start

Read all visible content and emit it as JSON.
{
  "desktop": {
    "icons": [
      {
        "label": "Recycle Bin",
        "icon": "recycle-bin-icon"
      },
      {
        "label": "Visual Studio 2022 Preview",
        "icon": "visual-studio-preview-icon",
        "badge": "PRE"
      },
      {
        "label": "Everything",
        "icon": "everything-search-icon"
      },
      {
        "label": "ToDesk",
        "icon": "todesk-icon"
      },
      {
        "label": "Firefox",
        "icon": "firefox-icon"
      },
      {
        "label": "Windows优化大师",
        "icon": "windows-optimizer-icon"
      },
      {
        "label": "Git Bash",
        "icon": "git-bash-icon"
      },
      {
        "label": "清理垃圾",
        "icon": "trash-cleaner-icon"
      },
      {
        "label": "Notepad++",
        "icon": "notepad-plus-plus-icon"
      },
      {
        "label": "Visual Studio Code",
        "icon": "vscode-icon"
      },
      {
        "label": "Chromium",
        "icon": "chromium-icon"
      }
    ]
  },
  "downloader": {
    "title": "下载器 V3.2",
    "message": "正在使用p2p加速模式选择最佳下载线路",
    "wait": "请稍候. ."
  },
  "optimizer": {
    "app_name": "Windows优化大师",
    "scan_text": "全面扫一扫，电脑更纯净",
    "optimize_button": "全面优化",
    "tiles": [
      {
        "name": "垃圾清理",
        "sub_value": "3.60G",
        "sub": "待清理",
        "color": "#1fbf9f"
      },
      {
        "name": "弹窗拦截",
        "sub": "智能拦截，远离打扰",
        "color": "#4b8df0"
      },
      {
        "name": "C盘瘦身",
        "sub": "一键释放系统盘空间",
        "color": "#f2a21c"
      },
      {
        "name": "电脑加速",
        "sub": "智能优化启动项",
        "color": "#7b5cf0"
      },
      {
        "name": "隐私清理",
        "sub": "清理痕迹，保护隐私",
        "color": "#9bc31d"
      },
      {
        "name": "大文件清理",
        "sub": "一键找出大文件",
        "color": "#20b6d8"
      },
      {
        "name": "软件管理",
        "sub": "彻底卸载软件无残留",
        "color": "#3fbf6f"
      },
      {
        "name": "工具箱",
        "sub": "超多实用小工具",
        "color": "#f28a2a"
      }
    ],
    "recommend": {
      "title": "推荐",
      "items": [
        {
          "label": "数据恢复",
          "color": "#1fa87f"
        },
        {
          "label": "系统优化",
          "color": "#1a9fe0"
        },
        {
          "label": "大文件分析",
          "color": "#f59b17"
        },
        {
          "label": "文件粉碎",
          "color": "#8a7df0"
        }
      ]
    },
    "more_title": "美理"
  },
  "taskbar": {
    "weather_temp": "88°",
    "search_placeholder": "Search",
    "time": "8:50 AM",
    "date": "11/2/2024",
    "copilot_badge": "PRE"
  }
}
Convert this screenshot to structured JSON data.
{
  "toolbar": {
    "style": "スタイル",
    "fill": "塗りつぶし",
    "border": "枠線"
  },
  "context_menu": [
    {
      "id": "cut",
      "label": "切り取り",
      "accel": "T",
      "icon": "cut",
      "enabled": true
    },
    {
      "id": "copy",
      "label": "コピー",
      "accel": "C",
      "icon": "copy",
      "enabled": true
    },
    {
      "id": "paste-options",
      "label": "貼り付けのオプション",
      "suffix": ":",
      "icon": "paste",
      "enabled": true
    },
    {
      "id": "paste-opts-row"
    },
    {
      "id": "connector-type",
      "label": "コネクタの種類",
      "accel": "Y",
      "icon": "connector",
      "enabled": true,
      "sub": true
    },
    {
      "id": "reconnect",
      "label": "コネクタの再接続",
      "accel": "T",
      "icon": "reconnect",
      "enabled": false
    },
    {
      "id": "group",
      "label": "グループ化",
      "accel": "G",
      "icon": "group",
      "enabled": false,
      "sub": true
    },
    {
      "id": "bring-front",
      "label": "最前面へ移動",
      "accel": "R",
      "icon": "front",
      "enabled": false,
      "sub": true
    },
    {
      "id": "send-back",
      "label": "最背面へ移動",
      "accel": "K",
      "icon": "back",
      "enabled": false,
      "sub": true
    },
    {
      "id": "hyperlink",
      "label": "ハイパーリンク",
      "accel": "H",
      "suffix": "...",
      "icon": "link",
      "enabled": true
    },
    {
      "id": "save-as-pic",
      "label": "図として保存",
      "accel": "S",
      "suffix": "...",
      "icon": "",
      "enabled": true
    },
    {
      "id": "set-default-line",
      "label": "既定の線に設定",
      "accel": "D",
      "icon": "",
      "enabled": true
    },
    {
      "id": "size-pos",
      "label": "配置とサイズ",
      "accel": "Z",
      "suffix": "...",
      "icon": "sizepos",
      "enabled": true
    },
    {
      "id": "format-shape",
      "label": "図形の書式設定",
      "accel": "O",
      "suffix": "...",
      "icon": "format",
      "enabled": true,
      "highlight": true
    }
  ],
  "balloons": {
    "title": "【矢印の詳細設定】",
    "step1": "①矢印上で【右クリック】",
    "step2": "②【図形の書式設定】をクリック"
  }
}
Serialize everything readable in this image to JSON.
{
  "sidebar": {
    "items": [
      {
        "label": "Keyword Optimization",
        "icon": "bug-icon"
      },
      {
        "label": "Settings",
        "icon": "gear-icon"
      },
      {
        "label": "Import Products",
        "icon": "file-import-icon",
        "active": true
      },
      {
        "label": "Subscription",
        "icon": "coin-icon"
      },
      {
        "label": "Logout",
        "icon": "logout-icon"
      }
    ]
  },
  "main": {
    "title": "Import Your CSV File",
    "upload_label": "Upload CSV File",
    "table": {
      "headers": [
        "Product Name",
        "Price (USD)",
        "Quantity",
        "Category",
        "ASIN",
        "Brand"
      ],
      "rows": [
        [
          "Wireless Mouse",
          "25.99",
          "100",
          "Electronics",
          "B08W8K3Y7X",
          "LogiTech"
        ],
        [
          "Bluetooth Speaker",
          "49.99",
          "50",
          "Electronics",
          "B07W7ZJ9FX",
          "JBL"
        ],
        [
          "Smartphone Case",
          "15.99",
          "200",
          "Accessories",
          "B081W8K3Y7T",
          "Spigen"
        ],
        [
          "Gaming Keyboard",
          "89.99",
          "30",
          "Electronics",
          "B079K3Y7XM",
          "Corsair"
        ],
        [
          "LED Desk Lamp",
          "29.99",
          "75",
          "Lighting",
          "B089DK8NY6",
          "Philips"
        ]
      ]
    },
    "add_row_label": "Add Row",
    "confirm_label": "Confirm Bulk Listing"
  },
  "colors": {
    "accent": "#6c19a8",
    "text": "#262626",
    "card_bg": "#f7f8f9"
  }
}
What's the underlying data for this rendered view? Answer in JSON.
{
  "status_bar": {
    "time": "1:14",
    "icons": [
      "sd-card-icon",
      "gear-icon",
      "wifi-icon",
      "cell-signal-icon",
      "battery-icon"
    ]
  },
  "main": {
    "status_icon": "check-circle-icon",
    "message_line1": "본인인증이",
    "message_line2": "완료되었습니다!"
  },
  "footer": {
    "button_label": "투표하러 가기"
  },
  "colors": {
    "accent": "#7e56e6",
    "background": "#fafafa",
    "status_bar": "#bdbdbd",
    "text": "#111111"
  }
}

end

Task —
Please set down the whole listing above without altering a single line.

Exercise solution —
Read all visible content and emit it as JSON.
{
  "desktop": {
    "icons": [
      {
        "label": "Recycle Bin",
        "icon": "recycle-bin-icon"
      },
      {
        "label": "Visual Studio 2022 Preview",
        "icon": "visual-studio-preview-icon",
        "badge": "PRE"
      },
      {
        "label": "Everything",
        "icon": "everything-search-icon"
      },
      {
        "label": "ToDesk",
        "icon": "todesk-icon"
      },
      {
        "label": "Firefox",
        "icon": "firefox-icon"
      },
      {
        "label": "Windows优化大师",
        "icon": "windows-optimizer-icon"
      },
      {
        "label": "Git Bash",
        "icon": "git-bash-icon"
      },
      {
        "label": "清理垃圾",
        "icon": "trash-cleaner-icon"
      },
      {
        "label": "Notepad++",
        "icon": "notepad-plus-plus-icon"
      },
      {
        "label": "Visual Studio Code",
        "icon": "vscode-icon"
      },
      {
        "label": "Chromium",
        "icon": "chromium-icon"
      }
    ]
  },
  "downloader": {
    "title": "下载器 V3.2",
    "message": "正在使用p2p加速模式选择最佳下载线路",
    "wait": "请稍候. ."
  },
  "optimizer": {
    "app_name": "Windows优化大师",
    "scan_text": "全面扫一扫，电脑更纯净",
    "optimize_button": "全面优化",
    "tiles": [
      {
        "name": "垃圾清理",
        "sub_value": "3.60G",
        "sub": "待清理",
        "color": "#1fbf9f"
      },
      {
        "name": "弹窗拦截",
        "sub": "智能拦截，远离打扰",
        "color": "#4b8df0"
      },
      {
        "name": "C盘瘦身",
        "sub": "一键释放系统盘空间",
        "color": "#f2a21c"
      },
      {
        "name": "电脑加速",
        "sub": "智能优化启动项",
        "color": "#7b5cf0"
      },
      {
        "name": "隐私清理",
        "sub": "清理痕迹，保护隐私",
        "color": "#9bc31d"
      },
      {
        "name": "大文件清理",
        "sub": "一键找出大文件",
        "color": "#20b6d8"
      },
      {
        "name": "软件管理",
        "sub": "彻底卸载软件无残留",
        "color": "#3fbf6f"
      },
      {
        "name": "工具箱",
        "sub": "超多实用小工具",
        "color": "#f28a2a"
      }
    ],
    "recommend": {
      "title": "推荐",
      "items": [
        {
          "label": "数据恢复",
          "color": "#1fa87f"
        },
        {
          "label": "系统优化",
          "color": "#1a9fe0"
        },
        {
          "label": "大文件分析",
          "color": "#f59b17"
        },
        {
          "label": "文件粉碎",
          "color": "#8a7df0"
        }
      ]
    },
    "more_title": "美理"
  },
  "taskbar": {
    "weather_temp": "88°",
    "search_placeholder": "Search",
    "time": "8:50 AM",
    "date": "11/2/2024",
    "copilot_badge": "PRE"
  }
}
Convert this screenshot to structured JSON data.
{
  "toolbar": {
    "style": "スタイル",
    "fill": "塗りつぶし",
    "border": "枠線"
  },
  "context_menu": [
    {
      "id": "cut",
      "label": "切り取り",
      "accel": "T",
      "icon": "cut",
      "enabled": true
    },
    {
      "id": "copy",
      "label": "コピー",
      "accel": "C",
      "icon": "copy",
      "enabled": true
    },
    {
      "id": "paste-options",
      "label": "貼り付けのオプション",
      "suffix": ":",
      "icon": "paste",
      "enabled": true
    },
    {
      "id": "paste-opts-row"
    },
    {
      "id": "connector-type",
      "label": "コネクタの種類",
      "accel": "Y",
      "icon": "connector",
      "enabled": true,
      "sub": true
    },
    {
      "id": "reconnect",
      "label": "コネクタの再接続",
      "accel": "T",
      "icon": "reconnect",
      "enabled": false
    },
    {
      "id": "group",
      "label": "グループ化",
      "accel": "G",
      "icon": "group",
      "enabled": false,
      "sub": true
    },
    {
      "id": "bring-front",
      "label": "最前面へ移動",
      "accel": "R",
      "icon": "front",
      "enabled": false,
      "sub": true
    },
    {
      "id": "send-back",
      "label": "最背面へ移動",
      "accel": "K",
      "icon": "back",
      "enabled": false,
      "sub": true
    },
    {
      "id": "hyperlink",
      "label": "ハイパーリンク",
      "accel": "H",
      "suffix": "...",
      "icon": "link",
      "enabled": true
    },
    {
      "id": "save-as-pic",
      "label": "図として保存",
      "accel": "S",
      "suffix": "...",
      "icon": "",
      "enabled": true
    },
    {
      "id": "set-default-line",
      "label": "既定の線に設定",
      "accel": "D",
      "icon": "",
      "enabled": true
    },
    {
      "id": "size-pos",
      "label": "配置とサイズ",
      "accel": "Z",
      "suffix": "...",
      "icon": "sizepos",
      "enabled": true
    },
    {
      "id": "format-shape",
      "label": "図形の書式設定",
      "accel": "O",
      "suffix": "...",
      "icon": "format",
      "enabled": true,
      "highlight": true
    }
  ],
  "balloons": {
    "title": "【矢印の詳細設定】",
    "step1": "①矢印上で【右クリック】",
    "step2": "②【図形の書式設定】をクリック"
  }
}
Serialize everything readable in this image to JSON.
{
  "sidebar": {
    "items": [
      {
        "label": "Keyword Optimization",
        "icon": "bug-icon"
      },
      {
        "label": "Settings",
        "icon": "gear-icon"
      },
      {
        "label": "Import Products",
        "icon": "file-import-icon",
        "active": true
      },
      {
        "label": "Subscription",
        "icon": "coin-icon"
      },
      {
        "label": "Logout",
        "icon": "logout-icon"
      }
    ]
  },
  "main": {
    "title": "Import Your CSV File",
    "upload_label": "Upload CSV File",
    "table": {
      "headers": [
        "Product Name",
        "Price (USD)",
        "Quantity",
        "Category",
        "ASIN",
        "Brand"
      ],
      "rows": [
        [
          "Wireless Mouse",
          "25.99",
          "100",
          "Electronics",
          "B08W8K3Y7X",
          "LogiTech"
        ],
        [
          "Bluetooth Speaker",
          "49.99",
          "50",
          "Electronics",
          "B07W7ZJ9FX",
          "JBL"
        ],
        [
          "Smartphone Case",
          "15.99",
          "200",
          "Accessories",
          "B081W8K3Y7T",
          "Spigen"
        ],
        [
          "Gaming Keyboard",
          "89.99",
          "30",
          "Electronics",
          "B079K3Y7XM",
          "Corsair"
        ],
        [
          "LED Desk Lamp",
          "29.99",
          "75",
          "Lighting",
          "B089DK8NY6",
          "Philips"
        ]
      ]
    },
    "add_row_label": "Add Row",
    "confirm_label": "Confirm Bulk Listing"
  },
  "colors": {
    "accent": "#6c19a8",
    "text": "#262626",
    "card_bg": "#f7f8f9"
  }
}
What's the underlying data for this rendered view? Answer in JSON.
{
  "status_bar": {
    "time": "1:14",
    "icons": [
      "sd-card-icon",
      "gear-icon",
      "wifi-icon",
      "cell-signal-icon",
      "battery-icon"
    ]
  },
  "main": {
    "status_icon": "check-circle-icon",
    "message_line1": "본인인증이",
    "message_line2": "완료되었습니다!"
  },
  "footer": {
    "button_label": "투표하러 가기"
  },
  "colors": {
    "accent": "#7e56e6",
    "background": "#fafafa",
    "status_bar": "#bdbdbd",
    "text": "#111111"
  }
}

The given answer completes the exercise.